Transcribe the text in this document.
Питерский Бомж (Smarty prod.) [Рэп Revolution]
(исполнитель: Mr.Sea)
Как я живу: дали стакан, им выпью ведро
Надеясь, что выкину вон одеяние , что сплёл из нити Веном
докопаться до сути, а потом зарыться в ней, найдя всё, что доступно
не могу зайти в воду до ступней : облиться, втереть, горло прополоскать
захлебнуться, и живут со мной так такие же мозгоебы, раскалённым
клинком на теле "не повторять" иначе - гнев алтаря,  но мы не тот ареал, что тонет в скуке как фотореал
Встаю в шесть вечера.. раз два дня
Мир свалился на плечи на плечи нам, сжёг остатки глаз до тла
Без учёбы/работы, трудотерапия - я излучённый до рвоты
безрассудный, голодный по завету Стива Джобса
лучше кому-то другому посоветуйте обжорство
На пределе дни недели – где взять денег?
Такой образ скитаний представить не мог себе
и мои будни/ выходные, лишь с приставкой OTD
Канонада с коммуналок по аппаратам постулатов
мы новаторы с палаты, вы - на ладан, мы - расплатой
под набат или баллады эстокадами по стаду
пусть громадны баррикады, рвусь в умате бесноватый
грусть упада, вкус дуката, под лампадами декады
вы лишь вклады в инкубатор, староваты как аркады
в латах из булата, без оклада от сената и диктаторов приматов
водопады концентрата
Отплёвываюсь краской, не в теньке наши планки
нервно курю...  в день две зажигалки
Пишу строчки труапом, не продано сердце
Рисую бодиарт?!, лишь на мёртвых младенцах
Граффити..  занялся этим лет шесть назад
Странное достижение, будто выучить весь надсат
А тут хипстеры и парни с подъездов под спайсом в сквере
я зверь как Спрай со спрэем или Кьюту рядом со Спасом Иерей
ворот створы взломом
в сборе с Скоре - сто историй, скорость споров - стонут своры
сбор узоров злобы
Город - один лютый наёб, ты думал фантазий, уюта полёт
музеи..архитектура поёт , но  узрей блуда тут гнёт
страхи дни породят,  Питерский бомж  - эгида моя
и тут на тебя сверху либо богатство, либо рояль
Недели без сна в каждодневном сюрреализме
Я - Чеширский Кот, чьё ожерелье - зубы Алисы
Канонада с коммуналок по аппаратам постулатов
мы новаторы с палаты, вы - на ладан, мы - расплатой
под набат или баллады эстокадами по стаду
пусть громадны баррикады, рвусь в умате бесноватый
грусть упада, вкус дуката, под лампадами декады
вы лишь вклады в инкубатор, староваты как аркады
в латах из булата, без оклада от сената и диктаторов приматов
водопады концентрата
***
**What to produce:** Send back each record exactly as it stands.

**Answer to the task:**
Transcribe the text in this document.
Питерский Бомж (Smarty prod.) [Рэп Revolution]
(исполнитель: Mr.Sea)
Как я живу: дали стакан, им выпью ведро
Надеясь, что выкину вон одеяние , что сплёл из нити Веном
докопаться до сути, а потом зарыться в ней, найдя всё, что доступно
не могу зайти в воду до ступней : облиться, втереть, горло прополоскать
захлебнуться, и живут со мной так такие же мозгоебы, раскалённым
клинком на теле "не повторять" иначе - гнев алтаря,  но мы не тот ареал, что тонет в скуке как фотореал
Встаю в шесть вечера.. раз два дня
Мир свалился на плечи на плечи нам, сжёг остатки глаз до тла
Без учёбы/работы, трудотерапия - я излучённый до рвоты
безрассудный, голодный по завету Стива Джобса
лучше кому-то другому посоветуйте обжорство
На пределе дни недели – где взять денег?
Такой образ скитаний представить не мог себе
и мои будни/ выходные, лишь с приставкой OTD
Канонада с коммуналок по аппаратам постулатов
мы новаторы с палаты, вы - на ладан, мы - расплатой
под набат или баллады эстокадами по стаду
пусть громадны баррикады, рвусь в умате бесноватый
грусть упада, вкус дуката, под лампадами декады
вы лишь вклады в инкубатор, староваты как аркады
в латах из булата, без оклада от сената и диктаторов приматов
водопады концентрата
Отплёвываюсь краской, не в теньке наши планки
нервно курю...  в день две зажигалки
Пишу строчки труапом, не продано сердце
Рисую бодиарт?!, лишь на мёртвых младенцах
Граффити..  занялся этим лет шесть назад
Странное достижение, будто выучить весь надсат
А тут хипстеры и парни с подъездов под спайсом в сквере
я зверь как Спрай со спрэем или Кьюту рядом со Спасом Иерей
ворот створы взломом
в сборе с Скоре - сто историй, скорость споров - стонут своры
сбор узоров злобы
Город - один лютый наёб, ты думал фантазий, уюта полёт
музеи..архитектура поёт , но  узрей блуда тут гнёт
страхи дни породят,  Питерский бомж  - эгида моя
и тут на тебя сверху либо богатство, либо рояль
Недели без сна в каждодневном сюрреализме
Я - Чеширский Кот, чьё ожерелье - зубы Алисы
Канонада с коммуналок по аппаратам постулатов
мы новаторы с палаты, вы - на ладан, мы - расплатой
под набат или баллады эстокадами по стаду
пусть громадны баррикады, рвусь в умате бесноватый
грусть упада, вкус дуката, под лампадами декады
вы лишь вклады в инкубатор, староваты как аркады
в латах из булата, без оклада от сената и диктаторов приматов
водопады концентрата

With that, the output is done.